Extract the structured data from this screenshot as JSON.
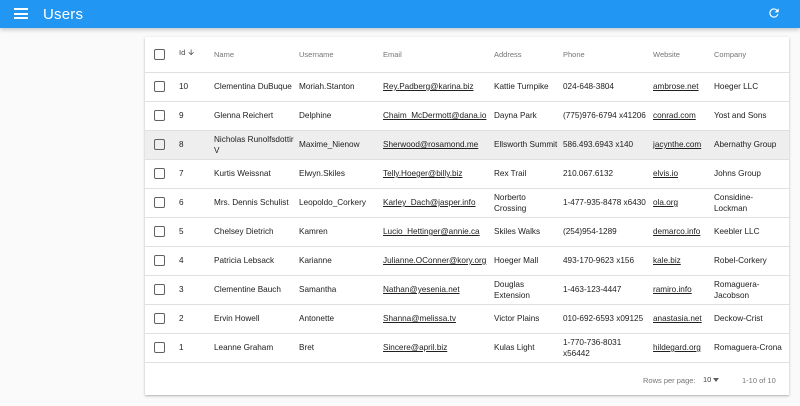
{
  "app": {
    "title": "Users"
  },
  "table": {
    "headers": {
      "id": "Id",
      "name": "Name",
      "username": "Username",
      "email": "Email",
      "address": "Address",
      "phone": "Phone",
      "website": "Website",
      "company": "Company"
    },
    "rows": [
      {
        "id": "10",
        "name": "Clementina DuBuque",
        "username": "Moriah.Stanton",
        "email": "Rey.Padberg@karina.biz",
        "address": "Kattie Turnpike",
        "phone": "024-648-3804",
        "website": "ambrose.net",
        "company": "Hoeger LLC"
      },
      {
        "id": "9",
        "name": "Glenna Reichert",
        "username": "Delphine",
        "email": "Chaim_McDermott@dana.io",
        "address": "Dayna Park",
        "phone": "(775)976-6794 x41206",
        "website": "conrad.com",
        "company": "Yost and Sons"
      },
      {
        "id": "8",
        "name": "Nicholas Runolfsdottir V",
        "username": "Maxime_Nienow",
        "email": "Sherwood@rosamond.me",
        "address": "Ellsworth Summit",
        "phone": "586.493.6943 x140",
        "website": "jacynthe.com",
        "company": "Abernathy Group"
      },
      {
        "id": "7",
        "name": "Kurtis Weissnat",
        "username": "Elwyn.Skiles",
        "email": "Telly.Hoeger@billy.biz",
        "address": "Rex Trail",
        "phone": "210.067.6132",
        "website": "elvis.io",
        "company": "Johns Group"
      },
      {
        "id": "6",
        "name": "Mrs. Dennis Schulist",
        "username": "Leopoldo_Corkery",
        "email": "Karley_Dach@jasper.info",
        "address": "Norberto Crossing",
        "phone": "1-477-935-8478 x6430",
        "website": "ola.org",
        "company": "Considine-Lockman"
      },
      {
        "id": "5",
        "name": "Chelsey Dietrich",
        "username": "Kamren",
        "email": "Lucio_Hettinger@annie.ca",
        "address": "Skiles Walks",
        "phone": "(254)954-1289",
        "website": "demarco.info",
        "company": "Keebler LLC"
      },
      {
        "id": "4",
        "name": "Patricia Lebsack",
        "username": "Karianne",
        "email": "Julianne.OConner@kory.org",
        "address": "Hoeger Mall",
        "phone": "493-170-9623 x156",
        "website": "kale.biz",
        "company": "Robel-Corkery"
      },
      {
        "id": "3",
        "name": "Clementine Bauch",
        "username": "Samantha",
        "email": "Nathan@yesenia.net",
        "address": "Douglas Extension",
        "phone": "1-463-123-4447",
        "website": "ramiro.info",
        "company": "Romaguera-Jacobson"
      },
      {
        "id": "2",
        "name": "Ervin Howell",
        "username": "Antonette",
        "email": "Shanna@melissa.tv",
        "address": "Victor Plains",
        "phone": "010-692-6593 x09125",
        "website": "anastasia.net",
        "company": "Deckow-Crist"
      },
      {
        "id": "1",
        "name": "Leanne Graham",
        "username": "Bret",
        "email": "Sincere@april.biz",
        "address": "Kulas Light",
        "phone": "1-770-736-8031 x56442",
        "website": "hildegard.org",
        "company": "Romaguera-Crona"
      }
    ]
  },
  "footer": {
    "rows_per_page_label": "Rows per page:",
    "rows_per_page_value": "10",
    "range_text": "1-10 of 10"
  },
  "icons": {
    "menu": "menu-icon",
    "refresh": "refresh-icon",
    "sort": "arrow-down-icon"
  },
  "colors": {
    "appbar": "#2196f3",
    "row_highlight": "#eeeeee"
  }
}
- - -
▶ Required task
Without including any pictures, reproduce the listing exactly.

▶ The response
Extract the structured data from this screenshot as JSON.
{
  "app": {
    "title": "Users"
  },
  "table": {
    "headers": {
      "id": "Id",
      "name": "Name",
      "username": "Username",
      "email": "Email",
      "address": "Address",
      "phone": "Phone",
      "website": "Website",
      "company": "Company"
    },
    "rows": [
      {
        "id": "10",
        "name": "Clementina DuBuque",
        "username": "Moriah.Stanton",
        "email": "Rey.Padberg@karina.biz",
        "address": "Kattie Turnpike",
        "phone": "024-648-3804",
        "website": "ambrose.net",
        "company": "Hoeger LLC"
      },
      {
        "id": "9",
        "name": "Glenna Reichert",
        "username": "Delphine",
        "email": "Chaim_McDermott@dana.io",
        "address": "Dayna Park",
        "phone": "(775)976-6794 x41206",
        "website": "conrad.com",
        "company": "Yost and Sons"
      },
      {
        "id": "8",
        "name": "Nicholas Runolfsdottir V",
        "username": "Maxime_Nienow",
        "email": "Sherwood@rosamond.me",
        "address": "Ellsworth Summit",
        "phone": "586.493.6943 x140",
        "website": "jacynthe.com",
        "company": "Abernathy Group"
      },
      {
        "id": "7",
        "name": "Kurtis Weissnat",
        "username": "Elwyn.Skiles",
        "email": "Telly.Hoeger@billy.biz",
        "address": "Rex Trail",
        "phone": "210.067.6132",
        "website": "elvis.io",
        "company": "Johns Group"
      },
      {
        "id": "6",
        "name": "Mrs. Dennis Schulist",
        "username": "Leopoldo_Corkery",
        "email": "Karley_Dach@jasper.info",
        "address": "Norberto Crossing",
        "phone": "1-477-935-8478 x6430",
        "website": "ola.org",
        "company": "Considine-Lockman"
      },
      {
        "id": "5",
        "name": "Chelsey Dietrich",
        "username": "Kamren",
        "email": "Lucio_Hettinger@annie.ca",
        "address": "Skiles Walks",
        "phone": "(254)954-1289",
        "website": "demarco.info",
        "company": "Keebler LLC"
      },
      {
        "id": "4",
        "name": "Patricia Lebsack",
        "username": "Karianne",
        "email": "Julianne.OConner@kory.org",
        "address": "Hoeger Mall",
        "phone": "493-170-9623 x156",
        "website": "kale.biz",
        "company": "Robel-Corkery"
      },
      {
        "id": "3",
        "name": "Clementine Bauch",
        "username": "Samantha",
        "email": "Nathan@yesenia.net",
        "address": "Douglas Extension",
        "phone": "1-463-123-4447",
        "website": "ramiro.info",
        "company": "Romaguera-Jacobson"
      },
      {
        "id": "2",
        "name": "Ervin Howell",
        "username": "Antonette",
        "email": "Shanna@melissa.tv",
        "address": "Victor Plains",
        "phone": "010-692-6593 x09125",
        "website": "anastasia.net",
        "company": "Deckow-Crist"
      },
      {
        "id": "1",
        "name": "Leanne Graham",
        "username": "Bret",
        "email": "Sincere@april.biz",
        "address": "Kulas Light",
        "phone": "1-770-736-8031 x56442",
        "website": "hildegard.org",
        "company": "Romaguera-Crona"
      }
    ]
  },
  "footer": {
    "rows_per_page_label": "Rows per page:",
    "rows_per_page_value": "10",
    "range_text": "1-10 of 10"
  },
  "icons": {
    "menu": "menu-icon",
    "refresh": "refresh-icon",
    "sort": "arrow-down-icon"
  },
  "colors": {
    "appbar": "#2196f3",
    "row_highlight": "#eeeeee"
  }
}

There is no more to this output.